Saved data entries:
((

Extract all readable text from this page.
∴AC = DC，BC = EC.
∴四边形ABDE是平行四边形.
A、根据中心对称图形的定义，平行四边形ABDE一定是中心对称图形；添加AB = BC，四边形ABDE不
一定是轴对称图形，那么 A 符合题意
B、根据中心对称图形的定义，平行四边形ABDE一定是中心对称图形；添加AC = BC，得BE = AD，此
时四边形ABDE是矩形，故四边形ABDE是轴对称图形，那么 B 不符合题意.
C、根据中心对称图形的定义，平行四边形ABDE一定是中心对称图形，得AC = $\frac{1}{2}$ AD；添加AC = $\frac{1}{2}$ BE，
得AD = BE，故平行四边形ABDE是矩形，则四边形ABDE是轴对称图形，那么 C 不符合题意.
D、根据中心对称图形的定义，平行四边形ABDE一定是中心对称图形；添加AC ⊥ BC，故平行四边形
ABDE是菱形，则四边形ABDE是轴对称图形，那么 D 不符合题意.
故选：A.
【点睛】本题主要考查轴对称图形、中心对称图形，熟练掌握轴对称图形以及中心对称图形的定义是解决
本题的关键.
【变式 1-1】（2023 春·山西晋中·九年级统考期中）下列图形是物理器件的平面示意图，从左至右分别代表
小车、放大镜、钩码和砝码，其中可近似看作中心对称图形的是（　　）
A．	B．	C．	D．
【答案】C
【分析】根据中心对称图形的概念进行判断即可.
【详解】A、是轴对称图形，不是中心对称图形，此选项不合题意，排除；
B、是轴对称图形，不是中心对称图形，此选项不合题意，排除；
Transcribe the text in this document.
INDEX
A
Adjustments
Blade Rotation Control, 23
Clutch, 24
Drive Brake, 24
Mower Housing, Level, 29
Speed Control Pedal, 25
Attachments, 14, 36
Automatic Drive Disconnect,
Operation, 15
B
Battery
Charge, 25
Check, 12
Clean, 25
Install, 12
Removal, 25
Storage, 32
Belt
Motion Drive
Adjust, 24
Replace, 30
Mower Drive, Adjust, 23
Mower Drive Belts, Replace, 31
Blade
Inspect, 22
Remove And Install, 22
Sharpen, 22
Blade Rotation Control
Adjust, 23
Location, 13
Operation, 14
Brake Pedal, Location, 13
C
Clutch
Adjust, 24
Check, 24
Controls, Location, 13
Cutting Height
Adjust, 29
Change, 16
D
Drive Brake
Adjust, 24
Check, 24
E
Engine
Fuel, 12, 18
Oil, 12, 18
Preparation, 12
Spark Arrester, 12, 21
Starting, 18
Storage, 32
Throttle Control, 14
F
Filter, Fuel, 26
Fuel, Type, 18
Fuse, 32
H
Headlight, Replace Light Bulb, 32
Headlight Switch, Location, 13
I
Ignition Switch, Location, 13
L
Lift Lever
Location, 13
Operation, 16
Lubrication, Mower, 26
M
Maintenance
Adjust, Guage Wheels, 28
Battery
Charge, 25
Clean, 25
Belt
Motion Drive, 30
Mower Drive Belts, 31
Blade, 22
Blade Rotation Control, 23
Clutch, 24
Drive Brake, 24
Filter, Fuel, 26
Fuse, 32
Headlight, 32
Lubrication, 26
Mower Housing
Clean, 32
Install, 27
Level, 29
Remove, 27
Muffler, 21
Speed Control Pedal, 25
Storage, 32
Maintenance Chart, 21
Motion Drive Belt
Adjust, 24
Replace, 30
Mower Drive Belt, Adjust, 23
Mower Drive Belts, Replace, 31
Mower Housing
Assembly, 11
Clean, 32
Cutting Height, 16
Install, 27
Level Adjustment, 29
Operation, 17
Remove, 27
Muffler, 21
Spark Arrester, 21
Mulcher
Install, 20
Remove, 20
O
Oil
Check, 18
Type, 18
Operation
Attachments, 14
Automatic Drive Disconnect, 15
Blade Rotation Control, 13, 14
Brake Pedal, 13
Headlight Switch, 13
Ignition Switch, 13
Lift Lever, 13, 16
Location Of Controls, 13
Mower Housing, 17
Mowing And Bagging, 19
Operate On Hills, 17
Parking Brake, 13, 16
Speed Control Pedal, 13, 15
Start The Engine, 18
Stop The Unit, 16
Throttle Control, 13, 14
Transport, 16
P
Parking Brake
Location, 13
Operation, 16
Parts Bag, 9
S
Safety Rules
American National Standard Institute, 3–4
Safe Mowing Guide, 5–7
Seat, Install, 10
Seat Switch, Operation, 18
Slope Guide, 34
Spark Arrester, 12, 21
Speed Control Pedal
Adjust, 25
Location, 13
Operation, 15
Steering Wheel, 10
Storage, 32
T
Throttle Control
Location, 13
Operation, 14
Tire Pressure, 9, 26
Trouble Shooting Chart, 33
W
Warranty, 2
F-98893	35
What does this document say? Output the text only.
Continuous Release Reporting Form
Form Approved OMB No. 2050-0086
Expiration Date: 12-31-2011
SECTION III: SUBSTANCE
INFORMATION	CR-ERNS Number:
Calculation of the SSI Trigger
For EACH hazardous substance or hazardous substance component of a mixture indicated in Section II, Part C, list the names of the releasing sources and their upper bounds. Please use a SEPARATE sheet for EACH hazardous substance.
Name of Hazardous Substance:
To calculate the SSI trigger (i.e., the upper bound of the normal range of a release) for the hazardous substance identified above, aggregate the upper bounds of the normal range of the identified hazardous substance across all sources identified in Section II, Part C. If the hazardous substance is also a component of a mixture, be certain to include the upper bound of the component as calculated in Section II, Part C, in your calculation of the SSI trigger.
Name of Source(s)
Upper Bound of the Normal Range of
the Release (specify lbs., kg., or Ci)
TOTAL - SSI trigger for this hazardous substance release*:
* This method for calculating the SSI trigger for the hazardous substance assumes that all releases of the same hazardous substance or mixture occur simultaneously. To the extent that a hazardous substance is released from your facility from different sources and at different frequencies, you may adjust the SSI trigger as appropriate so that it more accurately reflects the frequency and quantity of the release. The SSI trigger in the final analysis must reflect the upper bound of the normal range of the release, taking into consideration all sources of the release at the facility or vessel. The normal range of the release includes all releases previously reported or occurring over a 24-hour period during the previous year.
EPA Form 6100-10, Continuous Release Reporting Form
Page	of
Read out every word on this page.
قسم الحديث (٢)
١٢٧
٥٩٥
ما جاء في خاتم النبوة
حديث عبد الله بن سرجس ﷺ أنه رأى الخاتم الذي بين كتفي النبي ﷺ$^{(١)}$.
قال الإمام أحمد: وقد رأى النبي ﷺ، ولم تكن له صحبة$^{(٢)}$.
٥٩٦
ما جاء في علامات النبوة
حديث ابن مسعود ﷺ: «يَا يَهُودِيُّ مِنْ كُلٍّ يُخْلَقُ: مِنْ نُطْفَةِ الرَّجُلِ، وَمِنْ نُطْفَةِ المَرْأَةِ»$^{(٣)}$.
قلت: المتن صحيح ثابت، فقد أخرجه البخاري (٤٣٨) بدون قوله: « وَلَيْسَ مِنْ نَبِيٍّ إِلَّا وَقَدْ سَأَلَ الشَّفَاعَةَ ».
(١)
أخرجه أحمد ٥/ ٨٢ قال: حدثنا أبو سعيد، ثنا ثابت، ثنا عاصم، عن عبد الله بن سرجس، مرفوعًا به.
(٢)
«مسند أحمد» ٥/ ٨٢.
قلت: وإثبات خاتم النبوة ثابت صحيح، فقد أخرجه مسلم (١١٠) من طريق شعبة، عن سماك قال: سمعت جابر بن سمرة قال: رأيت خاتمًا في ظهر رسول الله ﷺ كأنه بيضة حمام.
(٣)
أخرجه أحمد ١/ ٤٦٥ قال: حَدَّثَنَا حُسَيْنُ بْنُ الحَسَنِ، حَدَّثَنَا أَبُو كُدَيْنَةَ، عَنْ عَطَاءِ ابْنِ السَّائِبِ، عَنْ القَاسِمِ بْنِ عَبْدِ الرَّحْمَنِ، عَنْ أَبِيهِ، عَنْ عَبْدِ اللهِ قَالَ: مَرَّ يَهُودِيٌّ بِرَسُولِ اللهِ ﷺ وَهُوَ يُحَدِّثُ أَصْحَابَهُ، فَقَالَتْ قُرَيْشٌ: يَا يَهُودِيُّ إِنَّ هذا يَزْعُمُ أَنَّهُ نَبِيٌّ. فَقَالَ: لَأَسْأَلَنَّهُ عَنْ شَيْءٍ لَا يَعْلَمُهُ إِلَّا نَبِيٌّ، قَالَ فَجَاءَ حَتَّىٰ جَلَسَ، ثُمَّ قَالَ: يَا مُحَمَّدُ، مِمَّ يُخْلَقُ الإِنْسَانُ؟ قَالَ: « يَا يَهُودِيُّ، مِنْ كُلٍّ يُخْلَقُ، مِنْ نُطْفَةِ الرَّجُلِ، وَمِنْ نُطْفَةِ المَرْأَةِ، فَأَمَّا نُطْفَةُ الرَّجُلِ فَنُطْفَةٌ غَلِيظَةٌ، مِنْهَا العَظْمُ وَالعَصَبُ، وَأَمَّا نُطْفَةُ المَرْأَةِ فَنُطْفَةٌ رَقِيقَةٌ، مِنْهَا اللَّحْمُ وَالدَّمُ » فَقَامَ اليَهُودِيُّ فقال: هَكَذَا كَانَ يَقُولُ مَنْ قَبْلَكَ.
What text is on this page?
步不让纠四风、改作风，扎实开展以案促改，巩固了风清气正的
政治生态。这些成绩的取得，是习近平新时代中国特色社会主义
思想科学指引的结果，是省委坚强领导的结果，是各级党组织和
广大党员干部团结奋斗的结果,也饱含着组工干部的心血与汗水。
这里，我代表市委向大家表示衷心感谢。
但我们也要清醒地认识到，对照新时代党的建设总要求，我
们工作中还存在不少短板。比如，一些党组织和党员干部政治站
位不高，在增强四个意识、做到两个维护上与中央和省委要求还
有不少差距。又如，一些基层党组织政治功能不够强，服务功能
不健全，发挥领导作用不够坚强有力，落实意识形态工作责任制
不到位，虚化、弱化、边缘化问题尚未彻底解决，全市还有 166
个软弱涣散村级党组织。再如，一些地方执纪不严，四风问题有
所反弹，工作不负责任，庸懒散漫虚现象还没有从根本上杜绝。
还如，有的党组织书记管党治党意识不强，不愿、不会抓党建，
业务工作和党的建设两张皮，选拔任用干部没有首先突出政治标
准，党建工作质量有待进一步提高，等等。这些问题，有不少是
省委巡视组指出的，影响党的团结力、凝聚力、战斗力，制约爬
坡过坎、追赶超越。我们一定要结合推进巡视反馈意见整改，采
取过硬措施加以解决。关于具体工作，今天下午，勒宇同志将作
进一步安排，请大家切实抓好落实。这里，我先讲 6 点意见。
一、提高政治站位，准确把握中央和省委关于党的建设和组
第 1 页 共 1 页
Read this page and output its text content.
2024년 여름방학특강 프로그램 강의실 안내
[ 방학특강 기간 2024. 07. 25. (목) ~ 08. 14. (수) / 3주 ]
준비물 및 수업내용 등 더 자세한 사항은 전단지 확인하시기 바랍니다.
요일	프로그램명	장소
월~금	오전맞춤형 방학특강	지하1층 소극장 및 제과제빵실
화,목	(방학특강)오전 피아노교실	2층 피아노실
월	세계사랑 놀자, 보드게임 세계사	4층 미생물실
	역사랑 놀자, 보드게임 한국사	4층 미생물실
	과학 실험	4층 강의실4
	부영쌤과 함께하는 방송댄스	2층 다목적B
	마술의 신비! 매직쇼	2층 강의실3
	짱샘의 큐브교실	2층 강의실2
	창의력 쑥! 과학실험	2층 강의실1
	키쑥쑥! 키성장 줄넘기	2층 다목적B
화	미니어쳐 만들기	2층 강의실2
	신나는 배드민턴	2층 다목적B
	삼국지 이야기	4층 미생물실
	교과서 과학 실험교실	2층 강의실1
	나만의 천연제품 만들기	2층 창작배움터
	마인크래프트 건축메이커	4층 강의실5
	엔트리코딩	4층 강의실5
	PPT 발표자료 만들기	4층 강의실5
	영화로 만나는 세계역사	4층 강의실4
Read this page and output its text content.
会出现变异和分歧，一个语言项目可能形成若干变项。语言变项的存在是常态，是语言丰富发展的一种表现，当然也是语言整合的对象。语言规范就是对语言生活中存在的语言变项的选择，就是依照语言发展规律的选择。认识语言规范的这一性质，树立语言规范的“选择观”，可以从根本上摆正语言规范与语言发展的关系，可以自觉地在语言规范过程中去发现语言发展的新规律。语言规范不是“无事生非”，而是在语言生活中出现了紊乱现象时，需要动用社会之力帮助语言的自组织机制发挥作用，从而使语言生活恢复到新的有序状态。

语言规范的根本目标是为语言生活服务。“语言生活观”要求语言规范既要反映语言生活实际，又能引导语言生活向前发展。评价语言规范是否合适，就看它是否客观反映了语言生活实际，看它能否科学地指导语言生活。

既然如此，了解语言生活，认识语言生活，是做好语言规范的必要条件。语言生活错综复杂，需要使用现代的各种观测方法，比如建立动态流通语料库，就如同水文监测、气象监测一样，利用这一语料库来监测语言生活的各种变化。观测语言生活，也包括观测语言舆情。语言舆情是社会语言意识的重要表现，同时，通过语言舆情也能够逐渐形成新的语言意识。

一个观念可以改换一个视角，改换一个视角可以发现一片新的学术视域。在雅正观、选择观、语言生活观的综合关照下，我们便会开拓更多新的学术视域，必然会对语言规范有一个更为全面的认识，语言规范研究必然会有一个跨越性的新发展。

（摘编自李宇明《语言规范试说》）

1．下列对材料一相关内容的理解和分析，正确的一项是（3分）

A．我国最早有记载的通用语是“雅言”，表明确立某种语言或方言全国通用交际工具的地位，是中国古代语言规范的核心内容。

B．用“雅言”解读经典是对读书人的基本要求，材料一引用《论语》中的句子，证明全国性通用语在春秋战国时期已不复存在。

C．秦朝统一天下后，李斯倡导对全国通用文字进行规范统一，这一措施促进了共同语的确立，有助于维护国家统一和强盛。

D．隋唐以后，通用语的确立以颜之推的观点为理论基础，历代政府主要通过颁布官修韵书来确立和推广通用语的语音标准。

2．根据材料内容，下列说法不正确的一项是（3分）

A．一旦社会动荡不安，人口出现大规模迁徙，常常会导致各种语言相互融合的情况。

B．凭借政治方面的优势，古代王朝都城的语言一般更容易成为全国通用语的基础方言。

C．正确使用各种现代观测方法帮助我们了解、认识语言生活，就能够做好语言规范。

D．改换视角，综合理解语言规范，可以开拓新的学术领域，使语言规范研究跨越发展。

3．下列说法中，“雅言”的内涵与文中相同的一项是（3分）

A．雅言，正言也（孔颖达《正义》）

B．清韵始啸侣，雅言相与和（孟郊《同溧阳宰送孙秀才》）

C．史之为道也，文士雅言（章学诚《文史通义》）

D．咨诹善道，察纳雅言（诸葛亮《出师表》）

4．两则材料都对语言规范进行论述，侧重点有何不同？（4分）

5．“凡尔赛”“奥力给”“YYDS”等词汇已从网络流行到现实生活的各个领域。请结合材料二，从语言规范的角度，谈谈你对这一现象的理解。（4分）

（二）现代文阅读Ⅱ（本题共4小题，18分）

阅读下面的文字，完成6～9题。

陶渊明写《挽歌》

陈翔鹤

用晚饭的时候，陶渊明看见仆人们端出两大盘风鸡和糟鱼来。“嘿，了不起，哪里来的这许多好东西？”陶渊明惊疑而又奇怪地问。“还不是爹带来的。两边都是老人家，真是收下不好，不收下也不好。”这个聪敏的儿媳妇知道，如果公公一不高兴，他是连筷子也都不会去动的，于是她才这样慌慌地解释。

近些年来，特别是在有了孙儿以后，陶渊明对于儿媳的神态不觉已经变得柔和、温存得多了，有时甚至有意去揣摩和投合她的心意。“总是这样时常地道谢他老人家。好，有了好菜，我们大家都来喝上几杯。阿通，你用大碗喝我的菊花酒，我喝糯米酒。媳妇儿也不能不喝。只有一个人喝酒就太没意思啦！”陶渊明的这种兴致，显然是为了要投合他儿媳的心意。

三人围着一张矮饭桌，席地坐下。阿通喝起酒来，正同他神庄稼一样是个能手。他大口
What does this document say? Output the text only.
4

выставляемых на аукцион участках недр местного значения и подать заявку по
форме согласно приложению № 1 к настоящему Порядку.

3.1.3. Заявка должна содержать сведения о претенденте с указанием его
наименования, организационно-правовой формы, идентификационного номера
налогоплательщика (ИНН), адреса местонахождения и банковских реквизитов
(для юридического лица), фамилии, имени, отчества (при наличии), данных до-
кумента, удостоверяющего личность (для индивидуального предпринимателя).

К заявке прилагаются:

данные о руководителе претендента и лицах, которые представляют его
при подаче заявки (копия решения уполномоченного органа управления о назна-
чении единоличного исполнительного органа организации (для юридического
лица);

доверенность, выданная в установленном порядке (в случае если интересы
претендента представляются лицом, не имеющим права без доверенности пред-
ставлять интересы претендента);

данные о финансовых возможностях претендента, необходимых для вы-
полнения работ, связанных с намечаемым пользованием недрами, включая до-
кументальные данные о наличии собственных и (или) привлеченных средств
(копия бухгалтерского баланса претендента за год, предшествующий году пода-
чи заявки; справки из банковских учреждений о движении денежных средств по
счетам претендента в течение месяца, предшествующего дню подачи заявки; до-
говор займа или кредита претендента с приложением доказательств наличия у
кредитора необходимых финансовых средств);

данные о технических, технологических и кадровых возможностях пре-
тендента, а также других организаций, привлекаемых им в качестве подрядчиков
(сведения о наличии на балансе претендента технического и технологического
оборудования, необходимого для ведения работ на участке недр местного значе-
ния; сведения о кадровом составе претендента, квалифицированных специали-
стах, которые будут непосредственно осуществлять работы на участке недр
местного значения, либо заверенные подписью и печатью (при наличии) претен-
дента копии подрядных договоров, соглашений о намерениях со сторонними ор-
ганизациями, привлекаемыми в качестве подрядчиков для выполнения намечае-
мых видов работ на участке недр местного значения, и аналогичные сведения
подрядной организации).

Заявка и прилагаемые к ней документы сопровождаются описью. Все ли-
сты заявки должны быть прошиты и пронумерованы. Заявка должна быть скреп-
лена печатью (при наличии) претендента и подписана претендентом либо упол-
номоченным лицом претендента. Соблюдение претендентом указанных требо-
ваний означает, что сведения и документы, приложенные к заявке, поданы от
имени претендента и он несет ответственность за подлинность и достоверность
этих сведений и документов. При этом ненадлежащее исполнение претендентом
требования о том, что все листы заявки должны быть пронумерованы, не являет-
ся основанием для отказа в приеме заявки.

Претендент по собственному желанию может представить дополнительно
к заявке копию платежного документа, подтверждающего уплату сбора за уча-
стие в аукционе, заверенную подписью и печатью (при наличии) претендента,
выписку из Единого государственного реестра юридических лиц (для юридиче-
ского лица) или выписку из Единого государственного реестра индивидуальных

))

What is expected: Single out each line of the records above with the string "Brake" in it, and copy it.

Task solution:
Drive Brake, 24
Brake Pedal, Location, 13
Drive Brake
Drive Brake, 24
Brake Pedal, 13
Parking Brake, 13, 16
Parking Brake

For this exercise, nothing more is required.